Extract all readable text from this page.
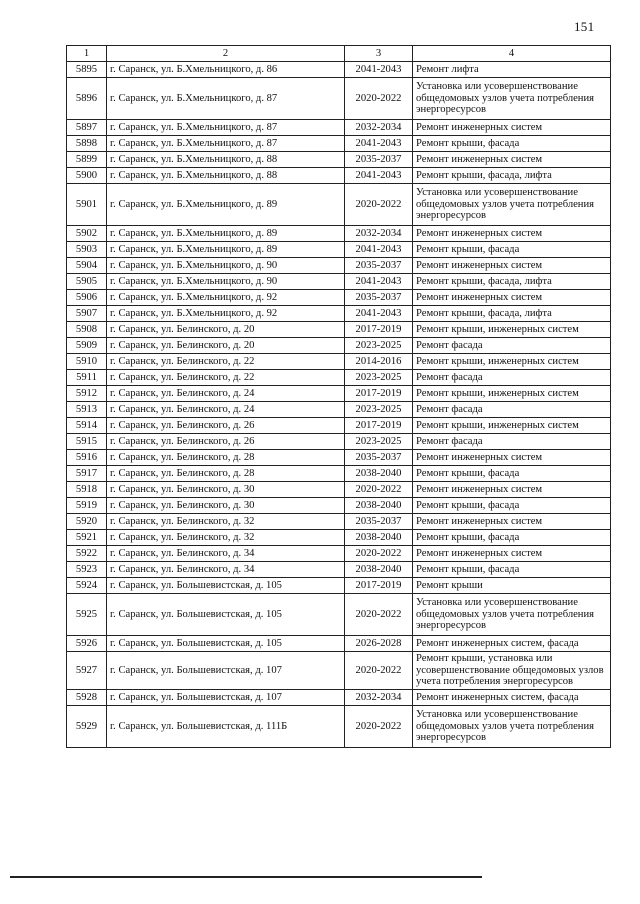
151
1	2	3	4
5895	г. Саранск, ул. Б.Хмельницкого, д. 86	2041-2043	Ремонт лифта
5896	г. Саранск, ул. Б.Хмельницкого, д. 87	2020-2022	Установка или усовершенствование общедомовых узлов учета потребления энергоресурсов
5897	г. Саранск, ул. Б.Хмельницкого, д. 87	2032-2034	Ремонт инженерных систем
5898	г. Саранск, ул. Б.Хмельницкого, д. 87	2041-2043	Ремонт крыши, фасада
5899	г. Саранск, ул. Б.Хмельницкого, д. 88	2035-2037	Ремонт инженерных систем
5900	г. Саранск, ул. Б.Хмельницкого, д. 88	2041-2043	Ремонт крыши, фасада, лифта
5901	г. Саранск, ул. Б.Хмельницкого, д. 89	2020-2022	Установка или усовершенствование общедомовых узлов учета потребления энергоресурсов
5902	г. Саранск, ул. Б.Хмельницкого, д. 89	2032-2034	Ремонт инженерных систем
5903	г. Саранск, ул. Б.Хмельницкого, д. 89	2041-2043	Ремонт крыши, фасада
5904	г. Саранск, ул. Б.Хмельницкого, д. 90	2035-2037	Ремонт инженерных систем
5905	г. Саранск, ул. Б.Хмельницкого, д. 90	2041-2043	Ремонт крыши, фасада, лифта
5906	г. Саранск, ул. Б.Хмельницкого, д. 92	2035-2037	Ремонт инженерных систем
5907	г. Саранск, ул. Б.Хмельницкого, д. 92	2041-2043	Ремонт крыши, фасада, лифта
5908	г. Саранск, ул. Белинского, д. 20	2017-2019	Ремонт крыши, инженерных систем
5909	г. Саранск, ул. Белинского, д. 20	2023-2025	Ремонт фасада
5910	г. Саранск, ул. Белинского, д. 22	2014-2016	Ремонт крыши, инженерных систем
5911	г. Саранск, ул. Белинского, д. 22	2023-2025	Ремонт фасада
5912	г. Саранск, ул. Белинского, д. 24	2017-2019	Ремонт крыши, инженерных систем
5913	г. Саранск, ул. Белинского, д. 24	2023-2025	Ремонт фасада
5914	г. Саранск, ул. Белинского, д. 26	2017-2019	Ремонт крыши, инженерных систем
5915	г. Саранск, ул. Белинского, д. 26	2023-2025	Ремонт фасада
5916	г. Саранск, ул. Белинского, д. 28	2035-2037	Ремонт инженерных систем
5917	г. Саранск, ул. Белинского, д. 28	2038-2040	Ремонт крыши, фасада
5918	г. Саранск, ул. Белинского, д. 30	2020-2022	Ремонт инженерных систем
5919	г. Саранск, ул. Белинского, д. 30	2038-2040	Ремонт крыши, фасада
5920	г. Саранск, ул. Белинского, д. 32	2035-2037	Ремонт инженерных систем
5921	г. Саранск, ул. Белинского, д. 32	2038-2040	Ремонт крыши, фасада
5922	г. Саранск, ул. Белинского, д. 34	2020-2022	Ремонт инженерных систем
5923	г. Саранск, ул. Белинского, д. 34	2038-2040	Ремонт крыши, фасада
5924	г. Саранск, ул. Большевистская, д. 105	2017-2019	Ремонт крыши
5925	г. Саранск, ул. Большевистская, д. 105	2020-2022	Установка или усовершенствование общедомовых узлов учета потребления энергоресурсов
5926	г. Саранск, ул. Большевистская, д. 105	2026-2028	Ремонт инженерных систем, фасада
5927	г. Саранск, ул. Большевистская, д. 107	2020-2022	Ремонт крыши, установка или усовершенствование общедомовых узлов учета потребления энергоресурсов
5928	г. Саранск, ул. Большевистская, д. 107	2032-2034	Ремонт инженерных систем, фасада
5929	г. Саранск, ул. Большевистская, д. 111Б	2020-2022	Установка или усовершенствование общедомовых узлов учета потребления энергоресурсов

* **Aim of the task**: Copy every record above exactly as written, but leave out the pictures.

* **The reply**:
Extract all readable text from this page.
151
1	2	3	4
5895	г. Саранск, ул. Б.Хмельницкого, д. 86	2041-2043	Ремонт лифта
5896	г. Саранск, ул. Б.Хмельницкого, д. 87	2020-2022	Установка или усовершенствование общедомовых узлов учета потребления энергоресурсов
5897	г. Саранск, ул. Б.Хмельницкого, д. 87	2032-2034	Ремонт инженерных систем
5898	г. Саранск, ул. Б.Хмельницкого, д. 87	2041-2043	Ремонт крыши, фасада
5899	г. Саранск, ул. Б.Хмельницкого, д. 88	2035-2037	Ремонт инженерных систем
5900	г. Саранск, ул. Б.Хмельницкого, д. 88	2041-2043	Ремонт крыши, фасада, лифта
5901	г. Саранск, ул. Б.Хмельницкого, д. 89	2020-2022	Установка или усовершенствование общедомовых узлов учета потребления энергоресурсов
5902	г. Саранск, ул. Б.Хмельницкого, д. 89	2032-2034	Ремонт инженерных систем
5903	г. Саранск, ул. Б.Хмельницкого, д. 89	2041-2043	Ремонт крыши, фасада
5904	г. Саранск, ул. Б.Хмельницкого, д. 90	2035-2037	Ремонт инженерных систем
5905	г. Саранск, ул. Б.Хмельницкого, д. 90	2041-2043	Ремонт крыши, фасада, лифта
5906	г. Саранск, ул. Б.Хмельницкого, д. 92	2035-2037	Ремонт инженерных систем
5907	г. Саранск, ул. Б.Хмельницкого, д. 92	2041-2043	Ремонт крыши, фасада, лифта
5908	г. Саранск, ул. Белинского, д. 20	2017-2019	Ремонт крыши, инженерных систем
5909	г. Саранск, ул. Белинского, д. 20	2023-2025	Ремонт фасада
5910	г. Саранск, ул. Белинского, д. 22	2014-2016	Ремонт крыши, инженерных систем
5911	г. Саранск, ул. Белинского, д. 22	2023-2025	Ремонт фасада
5912	г. Саранск, ул. Белинского, д. 24	2017-2019	Ремонт крыши, инженерных систем
5913	г. Саранск, ул. Белинского, д. 24	2023-2025	Ремонт фасада
5914	г. Саранск, ул. Белинского, д. 26	2017-2019	Ремонт крыши, инженерных систем
5915	г. Саранск, ул. Белинского, д. 26	2023-2025	Ремонт фасада
5916	г. Саранск, ул. Белинского, д. 28	2035-2037	Ремонт инженерных систем
5917	г. Саранск, ул. Белинского, д. 28	2038-2040	Ремонт крыши, фасада
5918	г. Саранск, ул. Белинского, д. 30	2020-2022	Ремонт инженерных систем
5919	г. Саранск, ул. Белинского, д. 30	2038-2040	Ремонт крыши, фасада
5920	г. Саранск, ул. Белинского, д. 32	2035-2037	Ремонт инженерных систем
5921	г. Саранск, ул. Белинского, д. 32	2038-2040	Ремонт крыши, фасада
5922	г. Саранск, ул. Белинского, д. 34	2020-2022	Ремонт инженерных систем
5923	г. Саранск, ул. Белинского, д. 34	2038-2040	Ремонт крыши, фасада
5924	г. Саранск, ул. Большевистская, д. 105	2017-2019	Ремонт крыши
5925	г. Саранск, ул. Большевистская, д. 105	2020-2022	Установка или усовершенствование общедомовых узлов учета потребления энергоресурсов
5926	г. Саранск, ул. Большевистская, д. 105	2026-2028	Ремонт инженерных систем, фасада
5927	г. Саранск, ул. Большевистская, д. 107	2020-2022	Ремонт крыши, установка или усовершенствование общедомовых узлов учета потребления энергоресурсов
5928	г. Саранск, ул. Большевистская, д. 107	2032-2034	Ремонт инженерных систем, фасада
5929	г. Саранск, ул. Большевистская, д. 111Б	2020-2022	Установка или усовершенствование общедомовых узлов учета потребления энергоресурсов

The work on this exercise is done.